> **What you should do**
Copy out the data below word for word, from its first line through the line containing "title-bar: Connection settings", including both.

(Listings of elements and their boxes)
◆ ◆ ◆

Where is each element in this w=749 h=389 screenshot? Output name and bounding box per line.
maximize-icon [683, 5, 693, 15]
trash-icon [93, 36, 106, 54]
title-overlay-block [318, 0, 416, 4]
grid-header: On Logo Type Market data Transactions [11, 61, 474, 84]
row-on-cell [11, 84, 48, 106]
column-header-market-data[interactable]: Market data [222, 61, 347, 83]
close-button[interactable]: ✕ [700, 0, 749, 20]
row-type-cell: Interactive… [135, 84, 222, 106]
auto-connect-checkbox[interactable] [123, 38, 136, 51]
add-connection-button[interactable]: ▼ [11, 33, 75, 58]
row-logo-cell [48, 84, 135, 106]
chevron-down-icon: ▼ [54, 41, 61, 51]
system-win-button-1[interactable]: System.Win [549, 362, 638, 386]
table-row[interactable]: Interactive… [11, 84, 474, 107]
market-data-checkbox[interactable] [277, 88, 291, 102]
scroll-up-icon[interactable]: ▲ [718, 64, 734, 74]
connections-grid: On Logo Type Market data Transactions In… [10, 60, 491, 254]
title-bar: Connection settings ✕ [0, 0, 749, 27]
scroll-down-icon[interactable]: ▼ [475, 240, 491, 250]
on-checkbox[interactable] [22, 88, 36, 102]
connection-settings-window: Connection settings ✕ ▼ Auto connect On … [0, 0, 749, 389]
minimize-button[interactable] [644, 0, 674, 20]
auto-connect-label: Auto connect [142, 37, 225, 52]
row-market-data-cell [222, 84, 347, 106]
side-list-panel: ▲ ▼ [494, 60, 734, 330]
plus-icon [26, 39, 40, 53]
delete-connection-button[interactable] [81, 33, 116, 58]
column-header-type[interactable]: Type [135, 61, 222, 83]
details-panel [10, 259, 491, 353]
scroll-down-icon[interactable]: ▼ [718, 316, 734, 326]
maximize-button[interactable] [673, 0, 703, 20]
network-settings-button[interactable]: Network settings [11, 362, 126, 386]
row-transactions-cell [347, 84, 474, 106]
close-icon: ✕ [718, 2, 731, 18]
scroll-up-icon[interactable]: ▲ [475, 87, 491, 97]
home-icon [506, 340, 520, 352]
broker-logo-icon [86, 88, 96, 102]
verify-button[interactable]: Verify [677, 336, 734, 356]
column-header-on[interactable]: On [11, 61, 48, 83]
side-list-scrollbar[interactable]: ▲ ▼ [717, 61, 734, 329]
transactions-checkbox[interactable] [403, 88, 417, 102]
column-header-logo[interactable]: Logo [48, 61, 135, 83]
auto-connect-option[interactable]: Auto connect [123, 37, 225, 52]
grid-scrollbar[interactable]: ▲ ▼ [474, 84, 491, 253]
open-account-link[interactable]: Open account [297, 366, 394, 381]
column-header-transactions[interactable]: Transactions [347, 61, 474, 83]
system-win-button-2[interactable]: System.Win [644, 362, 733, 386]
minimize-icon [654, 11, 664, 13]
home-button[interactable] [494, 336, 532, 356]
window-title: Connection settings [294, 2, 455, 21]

◆ ◆ ◆

> **Expected answer**
Where is each element in this w=749 h=389 screenshot? Output name and bounding box per line.
maximize-icon [683, 5, 693, 15]
trash-icon [93, 36, 106, 54]
title-overlay-block [318, 0, 416, 4]
grid-header: On Logo Type Market data Transactions [11, 61, 474, 84]
row-on-cell [11, 84, 48, 106]
column-header-market-data[interactable]: Market data [222, 61, 347, 83]
close-button[interactable]: ✕ [700, 0, 749, 20]
row-type-cell: Interactive… [135, 84, 222, 106]
auto-connect-checkbox[interactable] [123, 38, 136, 51]
add-connection-button[interactable]: ▼ [11, 33, 75, 58]
row-logo-cell [48, 84, 135, 106]
chevron-down-icon: ▼ [54, 41, 61, 51]
system-win-button-1[interactable]: System.Win [549, 362, 638, 386]
table-row[interactable]: Interactive… [11, 84, 474, 107]
market-data-checkbox[interactable] [277, 88, 291, 102]
scroll-up-icon[interactable]: ▲ [718, 64, 734, 74]
connections-grid: On Logo Type Market data Transactions In… [10, 60, 491, 254]
title-bar: Connection settings ✕ [0, 0, 749, 27]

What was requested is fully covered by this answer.